→ TASK OBJECTIVE:
Reproduce the material in full, exactly as written.

Stored items from a collection
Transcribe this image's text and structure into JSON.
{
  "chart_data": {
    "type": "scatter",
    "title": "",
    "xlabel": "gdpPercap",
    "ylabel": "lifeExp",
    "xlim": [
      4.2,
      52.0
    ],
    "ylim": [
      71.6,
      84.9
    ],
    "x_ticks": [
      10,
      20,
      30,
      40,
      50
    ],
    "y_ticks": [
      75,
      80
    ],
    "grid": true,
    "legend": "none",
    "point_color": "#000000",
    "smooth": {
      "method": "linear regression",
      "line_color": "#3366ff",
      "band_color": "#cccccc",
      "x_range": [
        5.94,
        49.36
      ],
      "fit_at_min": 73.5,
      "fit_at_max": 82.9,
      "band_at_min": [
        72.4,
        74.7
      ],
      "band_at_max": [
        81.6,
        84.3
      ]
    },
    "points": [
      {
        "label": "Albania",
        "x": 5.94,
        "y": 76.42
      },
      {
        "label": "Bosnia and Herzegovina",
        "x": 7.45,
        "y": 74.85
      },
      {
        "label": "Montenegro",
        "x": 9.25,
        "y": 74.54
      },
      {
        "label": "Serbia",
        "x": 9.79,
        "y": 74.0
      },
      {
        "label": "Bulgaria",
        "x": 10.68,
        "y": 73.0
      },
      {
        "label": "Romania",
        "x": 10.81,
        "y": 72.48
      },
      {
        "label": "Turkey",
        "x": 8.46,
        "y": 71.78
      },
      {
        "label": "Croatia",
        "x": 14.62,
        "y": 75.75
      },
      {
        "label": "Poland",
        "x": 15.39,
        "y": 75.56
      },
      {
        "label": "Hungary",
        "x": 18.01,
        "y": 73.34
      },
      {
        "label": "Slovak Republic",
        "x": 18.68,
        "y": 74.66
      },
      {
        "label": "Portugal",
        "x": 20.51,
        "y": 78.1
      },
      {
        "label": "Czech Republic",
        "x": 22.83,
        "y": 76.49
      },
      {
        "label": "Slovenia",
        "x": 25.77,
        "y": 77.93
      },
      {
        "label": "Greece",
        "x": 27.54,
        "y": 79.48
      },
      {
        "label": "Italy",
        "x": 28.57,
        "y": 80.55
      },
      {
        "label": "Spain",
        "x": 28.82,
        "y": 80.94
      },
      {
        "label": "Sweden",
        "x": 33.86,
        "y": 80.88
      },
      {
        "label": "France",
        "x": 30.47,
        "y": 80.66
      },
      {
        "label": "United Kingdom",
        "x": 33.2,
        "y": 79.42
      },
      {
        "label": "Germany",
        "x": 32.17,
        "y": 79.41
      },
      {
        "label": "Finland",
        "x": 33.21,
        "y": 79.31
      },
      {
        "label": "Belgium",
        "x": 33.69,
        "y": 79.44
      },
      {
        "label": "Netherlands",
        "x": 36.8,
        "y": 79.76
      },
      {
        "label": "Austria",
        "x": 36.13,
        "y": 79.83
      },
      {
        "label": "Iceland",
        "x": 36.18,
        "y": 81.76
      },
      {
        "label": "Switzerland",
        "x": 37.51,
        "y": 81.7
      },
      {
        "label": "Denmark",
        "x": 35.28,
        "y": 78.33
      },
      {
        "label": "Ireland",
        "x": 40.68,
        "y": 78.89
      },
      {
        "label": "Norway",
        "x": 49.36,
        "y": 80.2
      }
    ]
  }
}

→ PROBLEM SOLUTION:
Transcribe this image's text and structure into JSON.
{
  "chart_data": {
    "type": "scatter",
    "title": "",
    "xlabel": "gdpPercap",
    "ylabel": "lifeExp",
    "xlim": [
      4.2,
      52.0
    ],
    "ylim": [
      71.6,
      84.9
    ],
    "x_ticks": [
      10,
      20,
      30,
      40,
      50
    ],
    "y_ticks": [
      75,
      80
    ],
    "grid": true,
    "legend": "none",
    "point_color": "#000000",
    "smooth": {
      "method": "linear regression",
      "line_color": "#3366ff",
      "band_color": "#cccccc",
      "x_range": [
        5.94,
        49.36
      ],
      "fit_at_min": 73.5,
      "fit_at_max": 82.9,
      "band_at_min": [
        72.4,
        74.7
      ],
      "band_at_max": [
        81.6,
        84.3
      ]
    },
    "points": [
      {
        "label": "Albania",
        "x": 5.94,
        "y": 76.42
      },
      {
        "label": "Bosnia and Herzegovina",
        "x": 7.45,
        "y": 74.85
      },
      {
        "label": "Montenegro",
        "x": 9.25,
        "y": 74.54
      },
      {
        "label": "Serbia",
        "x": 9.79,
        "y": 74.0
      },
      {
        "label": "Bulgaria",
        "x": 10.68,
        "y": 73.0
      },
      {
        "label": "Romania",
        "x": 10.81,
        "y": 72.48
      },
      {
        "label": "Turkey",
        "x": 8.46,
        "y": 71.78
      },
      {
        "label": "Croatia",
        "x": 14.62,
        "y": 75.75
      },
      {
        "label": "Poland",
        "x": 15.39,
        "y": 75.56
      },
      {
        "label": "Hungary",
        "x": 18.01,
        "y": 73.34
      },
      {
        "label": "Slovak Republic",
        "x": 18.68,
        "y": 74.66
      },
      {
        "label": "Portugal",
        "x": 20.51,
        "y": 78.1
      },
      {
        "label": "Czech Republic",
        "x": 22.83,
        "y": 76.49
      },
      {
        "label": "Slovenia",
        "x": 25.77,
        "y": 77.93
      },
      {
        "label": "Greece",
        "x": 27.54,
        "y": 79.48
      },
      {
        "label": "Italy",
        "x": 28.57,
        "y": 80.55
      },
      {
        "label": "Spain",
        "x": 28.82,
        "y": 80.94
      },
      {
        "label": "Sweden",
        "x": 33.86,
        "y": 80.88
      },
      {
        "label": "France",
        "x": 30.47,
        "y": 80.66
      },
      {
        "label": "United Kingdom",
        "x": 33.2,
        "y": 79.42
      },
      {
        "label": "Germany",
        "x": 32.17,
        "y": 79.41
      },
      {
        "label": "Finland",
        "x": 33.21,
        "y": 79.31
      },
      {
        "label": "Belgium",
        "x": 33.69,
        "y": 79.44
      },
      {
        "label": "Netherlands",
        "x": 36.8,
        "y": 79.76
      },
      {
        "label": "Austria",
        "x": 36.13,
        "y": 79.83
      },
      {
        "label": "Iceland",
        "x": 36.18,
        "y": 81.76
      },
      {
        "label": "Switzerland",
        "x": 37.51,
        "y": 81.7
      },
      {
        "label": "Denmark",
        "x": 35.28,
        "y": 78.33
      },
      {
        "label": "Ireland",
        "x": 40.68,
        "y": 78.89
      },
      {
        "label": "Norway",
        "x": 49.36,
        "y": 80.2
      }
    ]
  }
}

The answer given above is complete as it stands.